__Challenge__: Every line of the material below must be repeated exactly.

————————

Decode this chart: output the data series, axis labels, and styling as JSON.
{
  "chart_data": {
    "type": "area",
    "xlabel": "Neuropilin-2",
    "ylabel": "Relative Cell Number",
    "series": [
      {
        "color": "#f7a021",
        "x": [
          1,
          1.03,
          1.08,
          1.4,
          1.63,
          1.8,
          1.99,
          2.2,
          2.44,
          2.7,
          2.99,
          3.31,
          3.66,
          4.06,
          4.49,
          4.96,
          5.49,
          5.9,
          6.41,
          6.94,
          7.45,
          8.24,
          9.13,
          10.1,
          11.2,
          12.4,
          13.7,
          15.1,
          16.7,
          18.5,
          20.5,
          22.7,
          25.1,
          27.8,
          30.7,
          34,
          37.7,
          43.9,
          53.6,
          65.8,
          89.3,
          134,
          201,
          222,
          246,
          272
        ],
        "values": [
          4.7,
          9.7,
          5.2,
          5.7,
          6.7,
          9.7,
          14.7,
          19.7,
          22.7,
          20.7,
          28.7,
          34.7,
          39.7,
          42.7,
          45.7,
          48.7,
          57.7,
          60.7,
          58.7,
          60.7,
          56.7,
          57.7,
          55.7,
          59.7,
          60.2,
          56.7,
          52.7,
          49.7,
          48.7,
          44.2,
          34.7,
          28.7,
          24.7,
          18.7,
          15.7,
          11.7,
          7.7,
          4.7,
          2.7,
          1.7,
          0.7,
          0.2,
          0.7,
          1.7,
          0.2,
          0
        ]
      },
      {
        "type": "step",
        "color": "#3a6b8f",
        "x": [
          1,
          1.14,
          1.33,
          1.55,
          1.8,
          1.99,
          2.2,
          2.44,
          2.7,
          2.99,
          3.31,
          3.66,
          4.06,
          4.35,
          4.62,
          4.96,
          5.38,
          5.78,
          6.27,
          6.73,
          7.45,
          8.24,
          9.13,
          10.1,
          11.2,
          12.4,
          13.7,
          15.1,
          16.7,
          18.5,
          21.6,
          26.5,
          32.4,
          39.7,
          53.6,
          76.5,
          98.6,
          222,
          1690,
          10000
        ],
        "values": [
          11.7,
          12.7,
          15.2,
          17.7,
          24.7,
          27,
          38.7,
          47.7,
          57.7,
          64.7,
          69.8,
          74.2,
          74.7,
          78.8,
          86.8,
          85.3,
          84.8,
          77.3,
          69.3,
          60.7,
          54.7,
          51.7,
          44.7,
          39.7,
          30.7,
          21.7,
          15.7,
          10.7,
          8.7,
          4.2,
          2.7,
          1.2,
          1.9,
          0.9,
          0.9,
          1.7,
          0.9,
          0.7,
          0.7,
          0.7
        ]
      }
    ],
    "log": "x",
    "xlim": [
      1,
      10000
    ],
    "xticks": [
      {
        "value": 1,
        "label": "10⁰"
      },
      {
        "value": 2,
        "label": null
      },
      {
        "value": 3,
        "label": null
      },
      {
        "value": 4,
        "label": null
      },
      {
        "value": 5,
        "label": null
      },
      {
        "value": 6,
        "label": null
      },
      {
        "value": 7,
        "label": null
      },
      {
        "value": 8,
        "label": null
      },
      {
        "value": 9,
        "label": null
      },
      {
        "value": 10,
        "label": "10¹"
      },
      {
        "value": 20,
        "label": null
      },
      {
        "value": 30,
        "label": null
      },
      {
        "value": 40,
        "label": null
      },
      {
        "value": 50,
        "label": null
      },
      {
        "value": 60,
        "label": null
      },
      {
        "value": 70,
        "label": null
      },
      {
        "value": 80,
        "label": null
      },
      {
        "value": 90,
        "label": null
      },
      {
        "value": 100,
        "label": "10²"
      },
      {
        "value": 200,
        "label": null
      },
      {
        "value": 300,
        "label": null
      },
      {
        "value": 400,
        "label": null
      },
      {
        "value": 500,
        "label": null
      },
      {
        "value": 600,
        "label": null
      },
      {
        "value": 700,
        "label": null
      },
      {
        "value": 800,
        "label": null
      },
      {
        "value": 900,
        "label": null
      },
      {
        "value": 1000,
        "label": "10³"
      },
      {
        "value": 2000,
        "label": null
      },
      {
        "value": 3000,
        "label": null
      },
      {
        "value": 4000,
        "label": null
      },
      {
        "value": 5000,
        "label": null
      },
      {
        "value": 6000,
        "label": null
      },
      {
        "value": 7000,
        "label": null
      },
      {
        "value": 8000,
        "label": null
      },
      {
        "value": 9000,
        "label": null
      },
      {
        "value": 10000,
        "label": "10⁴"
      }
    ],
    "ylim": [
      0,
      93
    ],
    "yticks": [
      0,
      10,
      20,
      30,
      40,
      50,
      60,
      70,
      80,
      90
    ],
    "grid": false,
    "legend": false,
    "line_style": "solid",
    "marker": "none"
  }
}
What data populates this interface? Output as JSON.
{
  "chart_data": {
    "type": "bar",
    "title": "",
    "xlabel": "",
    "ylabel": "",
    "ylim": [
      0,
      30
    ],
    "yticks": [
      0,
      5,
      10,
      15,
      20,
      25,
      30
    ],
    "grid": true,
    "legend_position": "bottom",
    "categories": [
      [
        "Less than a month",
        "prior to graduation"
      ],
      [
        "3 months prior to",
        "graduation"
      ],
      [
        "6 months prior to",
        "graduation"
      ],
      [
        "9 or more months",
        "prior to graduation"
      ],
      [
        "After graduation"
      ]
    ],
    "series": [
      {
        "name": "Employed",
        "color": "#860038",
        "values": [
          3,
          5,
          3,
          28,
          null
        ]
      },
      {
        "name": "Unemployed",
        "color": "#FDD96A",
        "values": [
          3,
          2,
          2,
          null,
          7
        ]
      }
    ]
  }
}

————————

__Correct output__:
Decode this chart: output the data series, axis labels, and styling as JSON.
{
  "chart_data": {
    "type": "area",
    "xlabel": "Neuropilin-2",
    "ylabel": "Relative Cell Number",
    "series": [
      {
        "color": "#f7a021",
        "x": [
          1,
          1.03,
          1.08,
          1.4,
          1.63,
          1.8,
          1.99,
          2.2,
          2.44,
          2.7,
          2.99,
          3.31,
          3.66,
          4.06,
          4.49,
          4.96,
          5.49,
          5.9,
          6.41,
          6.94,
          7.45,
          8.24,
          9.13,
          10.1,
          11.2,
          12.4,
          13.7,
          15.1,
          16.7,
          18.5,
          20.5,
          22.7,
          25.1,
          27.8,
          30.7,
          34,
          37.7,
          43.9,
          53.6,
          65.8,
          89.3,
          134,
          201,
          222,
          246,
          272
        ],
        "values": [
          4.7,
          9.7,
          5.2,
          5.7,
          6.7,
          9.7,
          14.7,
          19.7,
          22.7,
          20.7,
          28.7,
          34.7,
          39.7,
          42.7,
          45.7,
          48.7,
          57.7,
          60.7,
          58.7,
          60.7,
          56.7,
          57.7,
          55.7,
          59.7,
          60.2,
          56.7,
          52.7,
          49.7,
          48.7,
          44.2,
          34.7,
          28.7,
          24.7,
          18.7,
          15.7,
          11.7,
          7.7,
          4.7,
          2.7,
          1.7,
          0.7,
          0.2,
          0.7,
          1.7,
          0.2,
          0
        ]
      },
      {
        "type": "step",
        "color": "#3a6b8f",
        "x": [
          1,
          1.14,
          1.33,
          1.55,
          1.8,
          1.99,
          2.2,
          2.44,
          2.7,
          2.99,
          3.31,
          3.66,
          4.06,
          4.35,
          4.62,
          4.96,
          5.38,
          5.78,
          6.27,
          6.73,
          7.45,
          8.24,
          9.13,
          10.1,
          11.2,
          12.4,
          13.7,
          15.1,
          16.7,
          18.5,
          21.6,
          26.5,
          32.4,
          39.7,
          53.6,
          76.5,
          98.6,
          222,
          1690,
          10000
        ],
        "values": [
          11.7,
          12.7,
          15.2,
          17.7,
          24.7,
          27,
          38.7,
          47.7,
          57.7,
          64.7,
          69.8,
          74.2,
          74.7,
          78.8,
          86.8,
          85.3,
          84.8,
          77.3,
          69.3,
          60.7,
          54.7,
          51.7,
          44.7,
          39.7,
          30.7,
          21.7,
          15.7,
          10.7,
          8.7,
          4.2,
          2.7,
          1.2,
          1.9,
          0.9,
          0.9,
          1.7,
          0.9,
          0.7,
          0.7,
          0.7
        ]
      }
    ],
    "log": "x",
    "xlim": [
      1,
      10000
    ],
    "xticks": [
      {
        "value": 1,
        "label": "10⁰"
      },
      {
        "value": 2,
        "label": null
      },
      {
        "value": 3,
        "label": null
      },
      {
        "value": 4,
        "label": null
      },
      {
        "value": 5,
        "label": null
      },
      {
        "value": 6,
        "label": null
      },
      {
        "value": 7,
        "label": null
      },
      {
        "value": 8,
        "label": null
      },
      {
        "value": 9,
        "label": null
      },
      {
        "value": 10,
        "label": "10¹"
      },
      {
        "value": 20,
        "label": null
      },
      {
        "value": 30,
        "label": null
      },
      {
        "value": 40,
        "label": null
      },
      {
        "value": 50,
        "label": null
      },
      {
        "value": 60,
        "label": null
      },
      {
        "value": 70,
        "label": null
      },
      {
        "value": 80,
        "label": null
      },
      {
        "value": 90,
        "label": null
      },
      {
        "value": 100,
        "label": "10²"
      },
      {
        "value": 200,
        "label": null
      },
      {
        "value": 300,
        "label": null
      },
      {
        "value": 400,
        "label": null
      },
      {
        "value": 500,
        "label": null
      },
      {
        "value": 600,
        "label": null
      },
      {
        "value": 700,
        "label": null
      },
      {
        "value": 800,
        "label": null
      },
      {
        "value": 900,
        "label": null
      },
      {
        "value": 1000,
        "label": "10³"
      },
      {
        "value": 2000,
        "label": null
      },
      {
        "value": 3000,
        "label": null
      },
      {
        "value": 4000,
        "label": null
      },
      {
        "value": 5000,
        "label": null
      },
      {
        "value": 6000,
        "label": null
      },
      {
        "value": 7000,
        "label": null
      },
      {
        "value": 8000,
        "label": null
      },
      {
        "value": 9000,
        "label": null
      },
      {
        "value": 10000,
        "label": "10⁴"
      }
    ],
    "ylim": [
      0,
      93
    ],
    "yticks": [
      0,
      10,
      20,
      30,
      40,
      50,
      60,
      70,
      80,
      90
    ],
    "grid": false,
    "legend": false,
    "line_style": "solid",
    "marker": "none"
  }
}
What data populates this interface? Output as JSON.
{
  "chart_data": {
    "type": "bar",
    "title": "",
    "xlabel": "",
    "ylabel": "",
    "ylim": [
      0,
      30
    ],
    "yticks": [
      0,
      5,
      10,
      15,
      20,
      25,
      30
    ],
    "grid": true,
    "legend_position": "bottom",
    "categories": [
      [
        "Less than a month",
        "prior to graduation"
      ],
      [
        "3 months prior to",
        "graduation"
      ],
      [
        "6 months prior to",
        "graduation"
      ],
      [
        "9 or more months",
        "prior to graduation"
      ],
      [
        "After graduation"
      ]
    ],
    "series": [
      {
        "name": "Employed",
        "color": "#860038",
        "values": [
          3,
          5,
          3,
          28,
          null
        ]
      },
      {
        "name": "Unemployed",
        "color": "#FDD96A",
        "values": [
          3,
          2,
          2,
          null,
          7
        ]
      }
    ]
  }
}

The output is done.